## PROBLEM STATEMENT:
Your task is to copy every line of the entries that contains "forwardera".
-=-=-
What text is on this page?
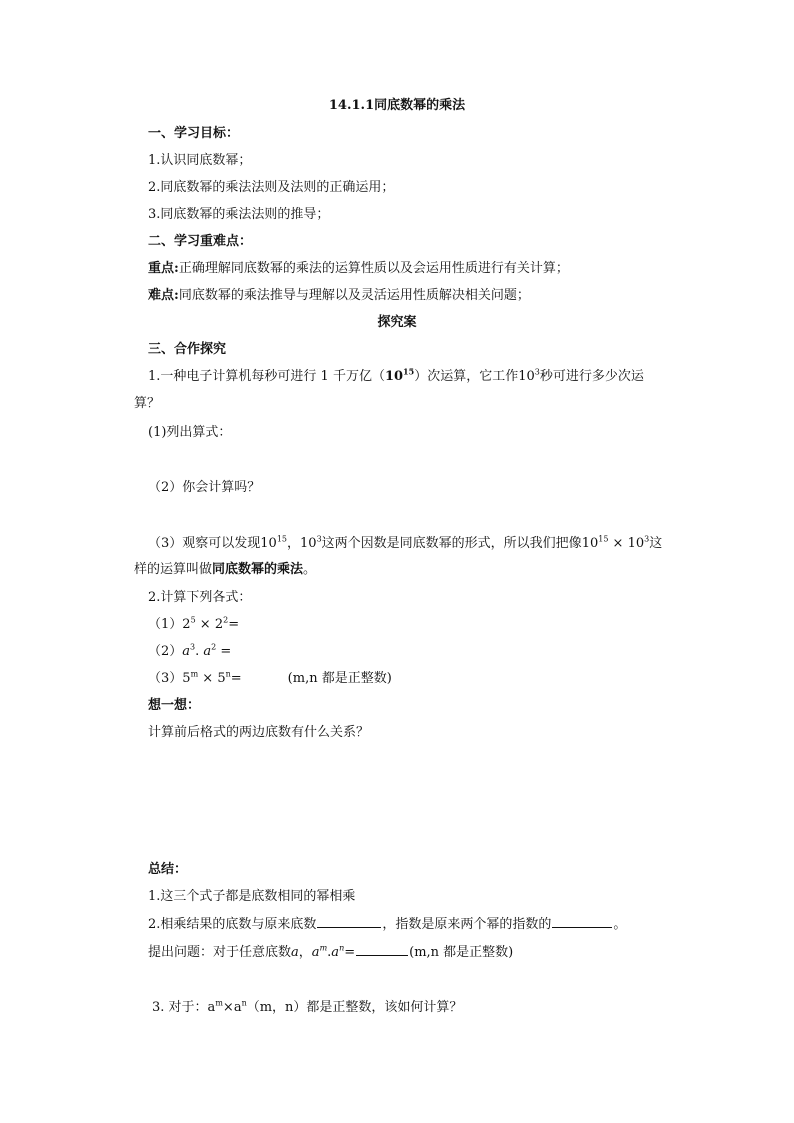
14.1.1同底数幂的乘法
一、学习目标：
1.认识同底数幂；
2.同底数幂的乘法法则及法则的正确运用；
3.同底数幂的乘法法则的推导；
二、学习重难点：
重点:正确理解同底数幂的乘法的运算性质以及会运用性质进行有关计算；
难点:同底数幂的乘法推导与理解以及灵活运用性质解决相关问题；
探究案
三、合作探究
1.一种电子计算机每秒可进行 1 千万亿$(10^{15})$次运算，它工作$10^3$秒可进行多少次运
算？
(1)列出算式：
（2）你会计算吗？
（3）观察可以发现$10^{15}$，$10^3$这两个因数是同底数幂的形式，所以我们把像$10^{15} \times 10^3$这
样的运算叫做同底数幂的乘法。
2.计算下列各式：
$(1)2^5 \times 2^2=$
$(2)a^3$. $a^2$ =
$(3)5^m \times 5^n=$	(m,n 都是正整数)
想一想：
计算前后格式的两边底数有什么关系？
总结：
1.这三个式子都是底数相同的幂相乘
2.相乘结果的底数与原来底数	，指数是原来两个幂的指数的	。
提出问题：对于任意底数a，$a^m.a^n=$	(m,n 都是正整数)
3. 对于：$a^m\times a^n(m$，n）都是正整数，该如何计算？
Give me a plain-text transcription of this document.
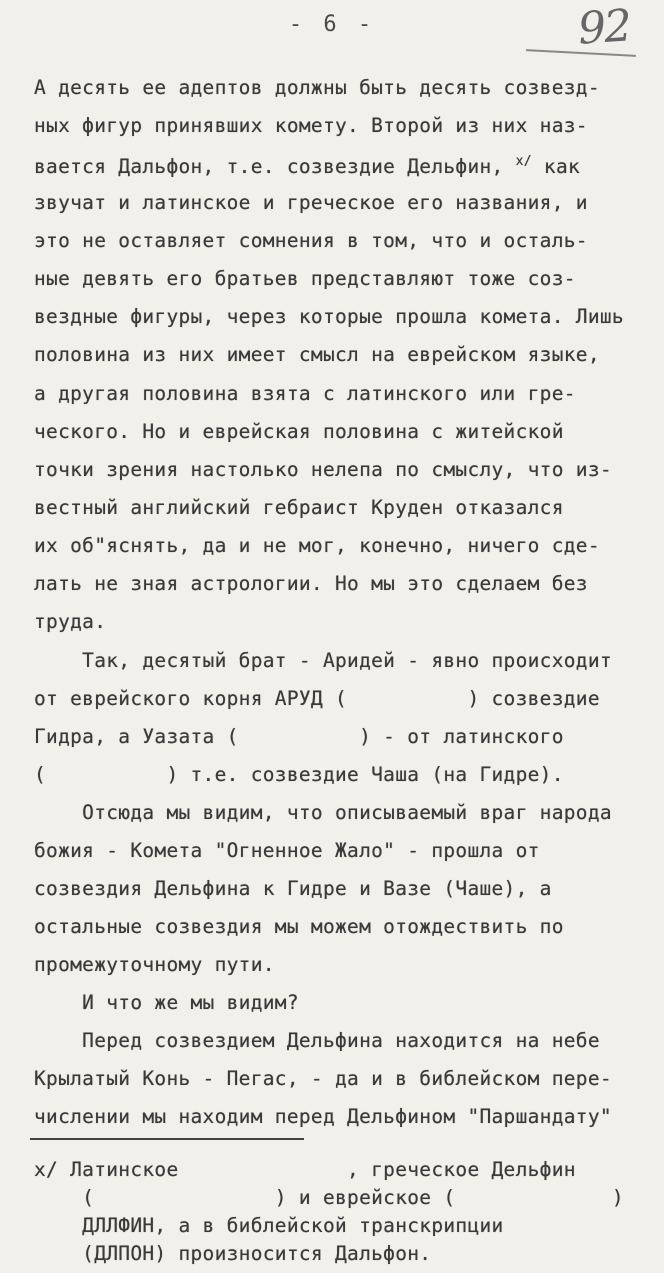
- 6 -	92
А десять ее адептов должны быть десять созвезд-
ных фигур принявших комету. Второй из них наз-
вается Дальфон, т.е. созвездие Дельфин, $^{x/}$ как
звучат и латинское и греческое его названия, и
это не оставляет сомнения в том, что и осталь-
ные девять его братьев представляют тоже соз-
вездные фигуры, через которые прошла комета. Лишь
половина из них имеет смысл на еврейском языке,
а другая половина взята с латинского или гре-
ческого. Но и еврейская половина с житейской
точки зрения настолько нелепа по смыслу, что из-
вестный английский гебраист Круден отказался
их об"яснять, да и не мог, конечно, ничего сде-
лать не зная астрологии. Но мы это сделаем без
труда.
Так, десятый брат - Аридей - явно происходит
от еврейского корня АРУД (          ) созвездие
Гидра, а Уазата (          ) - от латинского
(          ) т.е. созвездие Чаша (на Гидре).
Отсюда мы видим, что описываемый враг народа
божия - Комета "Огненное Жало" - прошла от
созвездия Дельфина к Гидре и Вазе (Чаше), а
остальные созвездия мы можем отождествить по
промежуточному пути.
И что же мы видим?
Перед созвездием Дельфина находится на небе
Крылатый Конь - Пегас, - да и в библейском пере-
числении мы находим перед Дельфином "Паршандату"
x/ Латинское              , греческое Дельфин
(               ) и еврейское (             )
ДЛЛФИН, а в библейской транскрипции
(ДЛПОН) произносится Дальфон.
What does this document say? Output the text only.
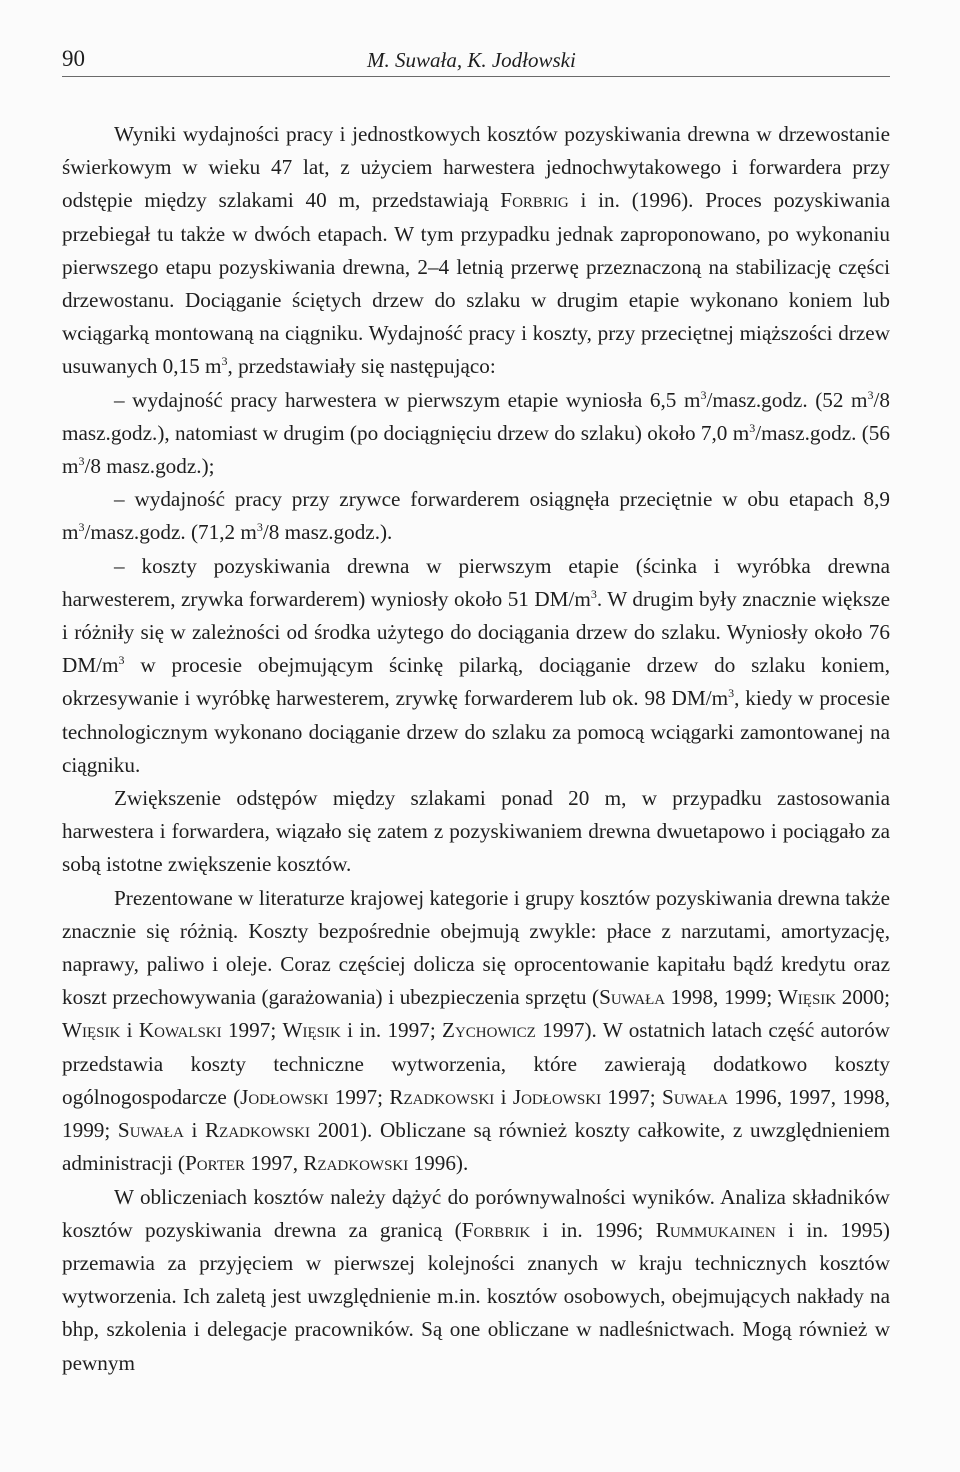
90	M. Suwała, K. Jodłowski

Wyniki wydajności pracy i jednostkowych kosztów pozyskiwania drewna w drzewostanie świerkowym w wieku 47 lat, z użyciem harwestera jednochwytakowego i forwardera przy odstępie między szlakami 40 m, przedstawiają Forbrig i in. (1996). Proces pozyskiwania przebiegał tu także w dwóch etapach. W tym przypadku jednak zaproponowano, po wykonaniu pierwszego etapu pozyskiwania drewna, 2–4 letnią przerwę przeznaczoną na stabilizację części drzewostanu. Dociąganie ściętych drzew do szlaku w drugim etapie wykonano koniem lub wciągarką montowaną na ciągniku. Wydajność pracy i koszty, przy przeciętnej miąższości drzew usuwanych 0,15 $m^3$, przedstawiały się następująco:

– wydajność pracy harwestera w pierwszym etapie wyniosła 6,5 $m^3/masz.godz$. (52 $m^3/8$ masz.godz.), natomiast w drugim (po dociągnięciu drzew do szlaku) około 7,0 $m^3/masz.godz$. (56 $m^3/8$ masz.godz.);

– wydajność pracy przy zrywce forwarderem osiągnęła przeciętnie w obu etapach 8,9 $m^3/masz.godz$. (71,2 $m^3/8$ masz.godz.).

– koszty pozyskiwania drewna w pierwszym etapie (ścinka i wyróbka drewna harwesterem, zrywka forwarderem) wyniosły około 51 $DM/m^3$. W drugim były znacznie większe i różniły się w zależności od środka użytego do dociągania drzew do szlaku. Wyniosły około 76 $DM/m^3$ w procesie obejmującym ścinkę pilarką, dociąganie drzew do szlaku koniem, okrzesywanie i wyróbkę harwesterem, zrywkę forwarderem lub ok. 98 $DM/m^3$, kiedy w procesie technologicznym wykonano dociąganie drzew do szlaku za pomocą wciągarki zamontowanej na ciągniku.

Zwiększenie odstępów między szlakami ponad 20 m, w przypadku zastosowania harwestera i forwardera, wiązało się zatem z pozyskiwaniem drewna dwuetapowo i pociągało za sobą istotne zwiększenie kosztów.

Prezentowane w literaturze krajowej kategorie i grupy kosztów pozyskiwania drewna także znacznie się różnią. Koszty bezpośrednie obejmują zwykle: płace z narzutami, amortyzację, naprawy, paliwo i oleje. Coraz częściej dolicza się oprocentowanie kapitału bądź kredytu oraz koszt przechowywania (garażowania) i ubezpieczenia sprzętu (Suwała 1998, 1999; Więsik 2000; Więsik i Kowalski 1997; Więsik i in. 1997; Zychowicz 1997). W ostatnich latach część autorów przedstawia koszty techniczne wytworzenia, które zawierają dodatkowo koszty ogólnogospodarcze (Jodłowski 1997; Rzadkowski i Jodłowski 1997; Suwała 1996, 1997, 1998, 1999; Suwała i Rzadkowski 2001). Obliczane są również koszty całkowite, z uwzględnieniem administracji (Porter 1997, Rzadkowski 1996).

W obliczeniach kosztów należy dążyć do porównywalności wyników. Analiza składników kosztów pozyskiwania drewna za granicą (Forbrik i in. 1996; Rummukainen i in. 1995) przemawia za przyjęciem w pierwszej kolejności znanych w kraju technicznych kosztów wytworzenia. Ich zaletą jest uwzględnienie m.in. kosztów osobowych, obejmujących nakłady na bhp, szkolenia i delegacje pracowników. Są one obliczane w nadleśnictwach. Mogą również w pewnym
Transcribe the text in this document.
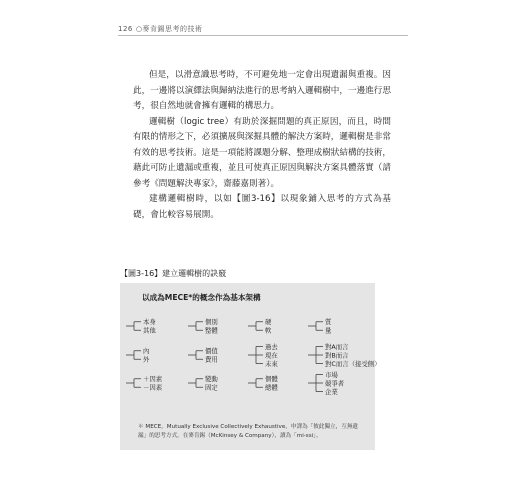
126 ○麥肯錫思考的技術

但是，以滑意識思考時，不可避免地一定會出現遺漏與重複。因此，一邊將以演繹法與歸納法進行的思考納入邏輯樹中，一邊進行思考，很自然地就會擁有邏輯的構思力。

邏輯樹（logic tree）有助於深掘問題的真正原因，而且，時間有限的情形之下，必須擴展與深掘具體的解決方案時，邏輯樹是非常有效的思考技術。這是一項能將課題分解、整理成樹狀結構的技術，藉此可防止遺漏或重複，並且可使真正原因與解決方案具體落實（請參考《問題解決專家》，齋藤嘉則著）。

建構邏輯樹時，以如【圖3-16】以現象鋪入思考的方式為基礎，會比較容易展開。

【圖3-16】建立邏輯樹的訣竅
以成為MECE*的概念作為基本架構
本身
其他
個別
整體
硬
軟
質
量
內
外
價值
費用
過去
現在
未來
對A而言
對B而言
對C而言（接受側）
＋因素
－因素
變動
固定
個體
總體
市場
競爭者
企業
＊ MECE，Mutually Exclusive Collectively Exhaustive，申譯為「彼此獨立，互無遺漏」的思考方式。在麥肯錫（McKinsey & Company），讀為「mi-ssi」。
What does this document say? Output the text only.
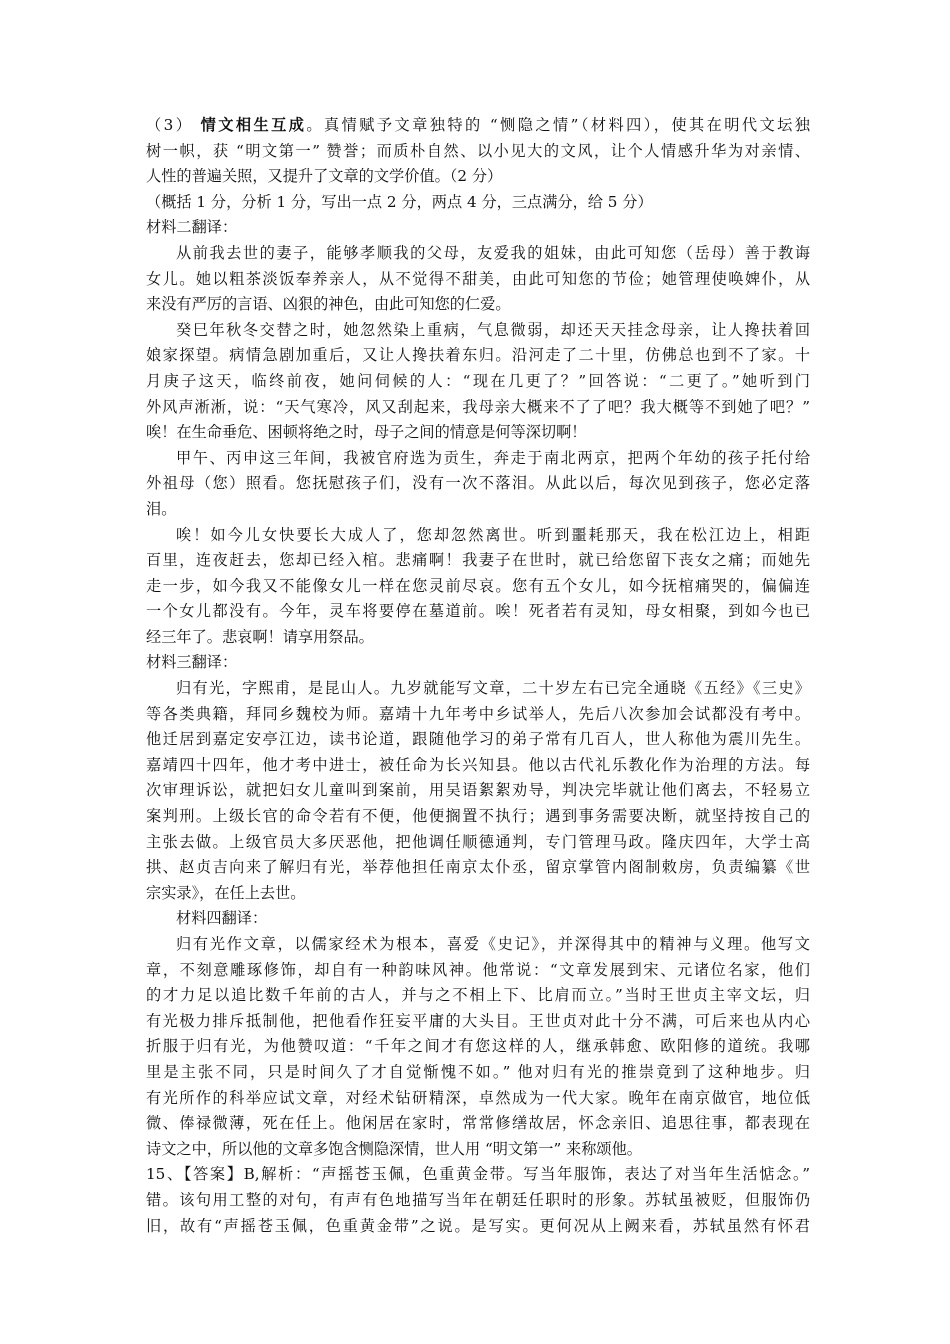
（3） 情文相生互成。真情赋予文章独特的 “恻隐之情”（材料四），使其在明代文坛独
树一帜，获 “明文第一” 赞誉；而质朴自然、以小见大的文风，让个人情感升华为对亲情、
人性的普遍关照，又提升了文章的文学价值。（2 分）
（概括 1 分，分析 1 分，写出一点 2 分，两点 4 分，三点满分，给 5 分）
材料二翻译：
从前我去世的妻子，能够孝顺我的父母，友爱我的姐妹，由此可知您（岳母）善于教诲
女儿。她以粗茶淡饭奉养亲人，从不觉得不甜美，由此可知您的节俭；她管理使唤婢仆，从
来没有严厉的言语、凶狠的神色，由此可知您的仁爱。
癸巳年秋冬交替之时，她忽然染上重病，气息微弱，却还天天挂念母亲，让人搀扶着回
娘家探望。病情急剧加重后，又让人搀扶着东归。沿河走了二十里，仿佛总也到不了家。十
月庚子这天，临终前夜，她问伺候的人：“现在几更了？”回答说：“二更了。”她听到门
外风声淅淅，说：“天气寒冷，风又刮起来，我母亲大概来不了了吧？我大概等不到她了吧？”
唉！在生命垂危、困顿将绝之时，母子之间的情意是何等深切啊！
甲午、丙申这三年间，我被官府选为贡生，奔走于南北两京，把两个年幼的孩子托付给
外祖母（您）照看。您抚慰孩子们，没有一次不落泪。从此以后，每次见到孩子，您必定落
泪。
唉！如今儿女快要长大成人了，您却忽然离世。听到噩耗那天，我在松江边上，相距
百里，连夜赶去，您却已经入棺。悲痛啊！我妻子在世时，就已给您留下丧女之痛；而她先
走一步，如今我又不能像女儿一样在您灵前尽哀。您有五个女儿，如今抚棺痛哭的，偏偏连
一个女儿都没有。今年，灵车将要停在墓道前。唉！死者若有灵知，母女相聚，到如今也已
经三年了。悲哀啊！请享用祭品。
材料三翻译：
归有光，字熙甫，是昆山人。九岁就能写文章，二十岁左右已完全通晓《五经》《三史》
等各类典籍，拜同乡魏校为师。嘉靖十九年考中乡试举人，先后八次参加会试都没有考中。
他迁居到嘉定安亭江边，读书论道，跟随他学习的弟子常有几百人，世人称他为震川先生。
嘉靖四十四年，他才考中进士，被任命为长兴知县。他以古代礼乐教化作为治理的方法。每
次审理诉讼，就把妇女儿童叫到案前，用吴语絮絮劝导，判决完毕就让他们离去，不轻易立
案判刑。上级长官的命令若有不便，他便搁置不执行；遇到事务需要决断，就坚持按自己的
主张去做。上级官员大多厌恶他，把他调任顺德通判，专门管理马政。隆庆四年，大学士高
拱、赵贞吉向来了解归有光，举荐他担任南京太仆丞，留京掌管内阁制敕房，负责编纂《世
宗实录》，在任上去世。
材料四翻译：
归有光作文章，以儒家经术为根本，喜爱《史记》，并深得其中的精神与义理。他写文
章，不刻意雕琢修饰，却自有一种韵味风神。他常说：“文章发展到宋、元诸位名家，他们
的才力足以追比数千年前的古人，并与之不相上下、比肩而立。”当时王世贞主宰文坛，归
有光极力排斥抵制他，把他看作狂妄平庸的大头目。王世贞对此十分不满，可后来也从内心
折服于归有光，为他赞叹道：“千年之间才有您这样的人，继承韩愈、欧阳修的道统。我哪
里是主张不同，只是时间久了才自觉惭愧不如。” 他对归有光的推崇竟到了这种地步。归
有光所作的科举应试文章，对经术钻研精深，卓然成为一代大家。晚年在南京做官，地位低
微、俸禄微薄，死在任上。他闲居在家时，常常修缮故居，怀念亲旧、追思往事，都表现在
诗文之中，所以他的文章多饱含恻隐深情，世人用 “明文第一” 来称颂他。
15、【答案】B,解析：“声摇苍玉佩，色重黄金带。写当年服饰，表达了对当年生活惦念。”
错。该句用工整的对句，有声有色地描写当年在朝廷任职时的形象。苏轼虽被贬，但服饰仍
旧，故有“声摇苍玉佩，色重黄金带”之说。是写实。更何况从上阙来看，苏轼虽然有怀君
-=-=-
## THE RESULT:
Wyniki wydajności pracy i jednostkowych kosztów pozyskiwania drewna w drzewostanie świerkowym w wieku 47 lat, z użyciem harwestera jednochwytakowego i forwardera przy odstępie między szlakami 40 m, przedstawiają Forbrig i in. (1996). Proces pozyskiwania przebiegał tu także w dwóch etapach. W tym przypadku jednak zaproponowano, po wykonaniu pierwszego etapu pozyskiwania drewna, 2–4 letnią przerwę przeznaczoną na stabilizację części drzewostanu. Dociąganie ściętych drzew do szlaku w drugim etapie wykonano koniem lub wciągarką montowaną na ciągniku. Wydajność pracy i koszty, przy przeciętnej miąższości drzew usuwanych 0,15 $m^3$, przedstawiały się następująco:
Zwiększenie odstępów między szlakami ponad 20 m, w przypadku zastosowania harwestera i forwardera, wiązało się zatem z pozyskiwaniem drewna dwuetapowo i pociągało za sobą istotne zwiększenie kosztów.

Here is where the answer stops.